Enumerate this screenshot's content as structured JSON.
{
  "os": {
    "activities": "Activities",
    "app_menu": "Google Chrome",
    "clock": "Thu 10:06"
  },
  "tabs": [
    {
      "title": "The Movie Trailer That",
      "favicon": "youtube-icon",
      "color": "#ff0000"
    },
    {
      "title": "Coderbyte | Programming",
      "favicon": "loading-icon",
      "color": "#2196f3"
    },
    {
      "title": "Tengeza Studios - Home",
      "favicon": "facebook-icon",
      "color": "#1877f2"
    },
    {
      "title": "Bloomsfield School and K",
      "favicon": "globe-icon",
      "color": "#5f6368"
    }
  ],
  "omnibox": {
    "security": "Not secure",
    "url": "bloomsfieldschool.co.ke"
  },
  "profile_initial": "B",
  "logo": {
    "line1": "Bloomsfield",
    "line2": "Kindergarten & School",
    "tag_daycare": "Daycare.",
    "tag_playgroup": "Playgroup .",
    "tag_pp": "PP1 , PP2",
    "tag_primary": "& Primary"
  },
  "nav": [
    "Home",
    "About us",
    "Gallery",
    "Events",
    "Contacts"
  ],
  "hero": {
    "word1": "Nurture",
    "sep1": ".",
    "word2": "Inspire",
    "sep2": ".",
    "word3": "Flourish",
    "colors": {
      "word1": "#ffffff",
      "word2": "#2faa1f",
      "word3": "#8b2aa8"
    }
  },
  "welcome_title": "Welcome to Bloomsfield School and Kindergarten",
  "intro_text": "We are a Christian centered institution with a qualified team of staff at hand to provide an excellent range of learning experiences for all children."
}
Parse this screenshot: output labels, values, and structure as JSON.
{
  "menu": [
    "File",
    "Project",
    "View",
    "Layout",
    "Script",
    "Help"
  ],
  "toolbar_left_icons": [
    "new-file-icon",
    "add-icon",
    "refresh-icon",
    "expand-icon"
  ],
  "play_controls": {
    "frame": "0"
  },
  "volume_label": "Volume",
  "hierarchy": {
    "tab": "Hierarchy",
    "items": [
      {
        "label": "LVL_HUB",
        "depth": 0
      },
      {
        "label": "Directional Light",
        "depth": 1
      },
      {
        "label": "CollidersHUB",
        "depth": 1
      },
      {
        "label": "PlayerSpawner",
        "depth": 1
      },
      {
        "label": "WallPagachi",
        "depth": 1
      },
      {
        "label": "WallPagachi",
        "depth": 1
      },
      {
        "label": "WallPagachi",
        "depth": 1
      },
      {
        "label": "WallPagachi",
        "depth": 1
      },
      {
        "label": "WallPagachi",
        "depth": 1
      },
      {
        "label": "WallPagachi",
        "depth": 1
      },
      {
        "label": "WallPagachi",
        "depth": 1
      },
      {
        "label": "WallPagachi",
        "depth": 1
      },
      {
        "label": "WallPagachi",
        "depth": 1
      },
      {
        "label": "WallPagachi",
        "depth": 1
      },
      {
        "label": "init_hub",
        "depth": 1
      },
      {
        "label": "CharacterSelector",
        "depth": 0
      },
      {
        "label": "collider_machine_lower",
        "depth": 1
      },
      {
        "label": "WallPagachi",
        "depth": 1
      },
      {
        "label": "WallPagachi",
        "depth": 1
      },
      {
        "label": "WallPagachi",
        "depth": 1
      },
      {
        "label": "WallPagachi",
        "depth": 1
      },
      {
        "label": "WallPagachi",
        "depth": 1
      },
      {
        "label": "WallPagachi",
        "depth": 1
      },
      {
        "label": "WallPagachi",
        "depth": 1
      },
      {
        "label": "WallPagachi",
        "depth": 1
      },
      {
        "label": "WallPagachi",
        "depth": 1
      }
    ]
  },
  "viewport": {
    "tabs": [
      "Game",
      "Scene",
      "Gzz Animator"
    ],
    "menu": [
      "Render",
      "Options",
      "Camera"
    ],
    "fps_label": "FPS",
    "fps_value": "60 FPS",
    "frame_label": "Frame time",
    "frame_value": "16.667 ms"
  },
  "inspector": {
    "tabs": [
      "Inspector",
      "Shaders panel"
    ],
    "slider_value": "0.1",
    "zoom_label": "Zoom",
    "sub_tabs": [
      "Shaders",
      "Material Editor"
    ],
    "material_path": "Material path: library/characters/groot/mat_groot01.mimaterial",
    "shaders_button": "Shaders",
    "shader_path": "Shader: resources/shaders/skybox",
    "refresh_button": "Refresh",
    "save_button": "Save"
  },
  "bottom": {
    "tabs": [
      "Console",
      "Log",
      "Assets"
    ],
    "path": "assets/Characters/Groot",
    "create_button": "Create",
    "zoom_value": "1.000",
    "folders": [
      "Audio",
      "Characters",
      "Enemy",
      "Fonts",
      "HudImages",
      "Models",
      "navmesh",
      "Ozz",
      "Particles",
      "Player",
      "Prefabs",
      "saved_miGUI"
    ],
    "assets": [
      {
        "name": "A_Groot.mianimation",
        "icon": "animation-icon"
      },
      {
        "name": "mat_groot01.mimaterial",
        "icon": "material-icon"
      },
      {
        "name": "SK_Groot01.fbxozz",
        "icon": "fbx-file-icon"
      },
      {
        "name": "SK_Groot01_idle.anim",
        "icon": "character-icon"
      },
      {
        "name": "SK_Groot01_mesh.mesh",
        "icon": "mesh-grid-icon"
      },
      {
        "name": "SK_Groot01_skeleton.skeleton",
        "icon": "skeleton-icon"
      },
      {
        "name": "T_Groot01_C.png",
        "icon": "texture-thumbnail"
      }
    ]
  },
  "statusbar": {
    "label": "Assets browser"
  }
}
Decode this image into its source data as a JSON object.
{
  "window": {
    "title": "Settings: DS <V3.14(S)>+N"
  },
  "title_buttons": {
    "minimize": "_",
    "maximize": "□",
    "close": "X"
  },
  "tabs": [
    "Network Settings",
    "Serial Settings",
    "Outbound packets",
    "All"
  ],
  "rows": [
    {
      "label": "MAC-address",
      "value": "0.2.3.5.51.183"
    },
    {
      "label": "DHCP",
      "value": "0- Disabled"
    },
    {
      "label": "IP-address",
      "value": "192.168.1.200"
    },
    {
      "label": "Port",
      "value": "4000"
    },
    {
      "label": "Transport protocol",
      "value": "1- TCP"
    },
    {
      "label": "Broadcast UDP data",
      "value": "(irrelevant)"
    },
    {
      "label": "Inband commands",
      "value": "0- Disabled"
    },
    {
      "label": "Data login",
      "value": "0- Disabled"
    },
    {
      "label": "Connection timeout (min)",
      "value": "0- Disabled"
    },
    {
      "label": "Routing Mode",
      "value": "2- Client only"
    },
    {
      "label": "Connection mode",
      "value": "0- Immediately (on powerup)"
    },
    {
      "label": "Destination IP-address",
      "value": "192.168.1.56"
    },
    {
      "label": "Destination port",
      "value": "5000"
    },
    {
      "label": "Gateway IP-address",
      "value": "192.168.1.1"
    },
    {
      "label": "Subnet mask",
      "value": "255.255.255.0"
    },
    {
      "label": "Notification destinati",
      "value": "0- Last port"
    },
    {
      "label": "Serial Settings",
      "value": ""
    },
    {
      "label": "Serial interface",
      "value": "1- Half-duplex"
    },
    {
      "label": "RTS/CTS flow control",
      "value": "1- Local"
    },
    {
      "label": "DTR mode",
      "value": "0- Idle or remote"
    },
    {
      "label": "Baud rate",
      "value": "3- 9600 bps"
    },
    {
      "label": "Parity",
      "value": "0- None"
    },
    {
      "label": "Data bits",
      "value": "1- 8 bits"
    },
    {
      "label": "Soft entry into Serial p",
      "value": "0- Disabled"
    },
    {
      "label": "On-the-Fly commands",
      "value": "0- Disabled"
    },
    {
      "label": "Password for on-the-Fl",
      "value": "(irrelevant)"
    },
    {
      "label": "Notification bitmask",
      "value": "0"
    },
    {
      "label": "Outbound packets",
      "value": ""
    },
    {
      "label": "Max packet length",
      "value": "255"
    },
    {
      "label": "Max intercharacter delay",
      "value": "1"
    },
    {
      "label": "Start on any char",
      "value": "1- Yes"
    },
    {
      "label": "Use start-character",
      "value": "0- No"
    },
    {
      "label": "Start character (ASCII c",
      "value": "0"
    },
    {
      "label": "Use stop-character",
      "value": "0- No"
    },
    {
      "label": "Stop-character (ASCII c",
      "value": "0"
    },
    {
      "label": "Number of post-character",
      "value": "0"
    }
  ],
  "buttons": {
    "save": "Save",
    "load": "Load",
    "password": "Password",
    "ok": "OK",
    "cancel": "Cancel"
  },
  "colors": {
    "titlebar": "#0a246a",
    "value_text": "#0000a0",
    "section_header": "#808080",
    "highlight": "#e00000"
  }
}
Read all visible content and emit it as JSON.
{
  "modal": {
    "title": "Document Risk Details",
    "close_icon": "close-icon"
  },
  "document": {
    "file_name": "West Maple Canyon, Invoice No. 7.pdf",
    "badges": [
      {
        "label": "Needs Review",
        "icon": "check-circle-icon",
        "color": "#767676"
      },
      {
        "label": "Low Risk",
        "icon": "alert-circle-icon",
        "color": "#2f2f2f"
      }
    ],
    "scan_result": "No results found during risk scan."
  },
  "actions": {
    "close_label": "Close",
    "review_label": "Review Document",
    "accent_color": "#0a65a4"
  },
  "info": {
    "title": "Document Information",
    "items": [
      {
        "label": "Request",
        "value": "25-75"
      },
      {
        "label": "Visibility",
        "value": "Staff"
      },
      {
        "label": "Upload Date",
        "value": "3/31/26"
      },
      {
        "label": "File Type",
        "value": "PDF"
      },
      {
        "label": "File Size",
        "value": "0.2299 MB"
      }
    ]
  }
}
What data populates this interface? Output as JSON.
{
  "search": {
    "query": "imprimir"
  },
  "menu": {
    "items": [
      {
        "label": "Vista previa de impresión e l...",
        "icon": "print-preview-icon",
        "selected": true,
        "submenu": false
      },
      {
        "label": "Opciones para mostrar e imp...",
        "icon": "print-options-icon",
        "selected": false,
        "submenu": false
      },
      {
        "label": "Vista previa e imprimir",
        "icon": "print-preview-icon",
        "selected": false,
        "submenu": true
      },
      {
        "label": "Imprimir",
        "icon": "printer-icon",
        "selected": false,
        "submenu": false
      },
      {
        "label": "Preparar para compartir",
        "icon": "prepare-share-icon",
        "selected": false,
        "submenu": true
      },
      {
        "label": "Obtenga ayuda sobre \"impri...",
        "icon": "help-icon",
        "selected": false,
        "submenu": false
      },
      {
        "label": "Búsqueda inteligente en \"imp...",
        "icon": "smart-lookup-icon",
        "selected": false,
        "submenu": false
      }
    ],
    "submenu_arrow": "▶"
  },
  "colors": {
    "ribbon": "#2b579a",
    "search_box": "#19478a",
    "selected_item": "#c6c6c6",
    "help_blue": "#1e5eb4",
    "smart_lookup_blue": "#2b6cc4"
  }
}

WHAT NEEDS TO BE DONE –
Search the listing for the string "this". Copy each line where it turns up.

RESPONSE –
Enumerate this screenshot's content as structured JSON.
Parse this screenshot: output labels, values, and structure as JSON.
Decode this image into its source data as a JSON object.
What data populates this interface? Output as JSON.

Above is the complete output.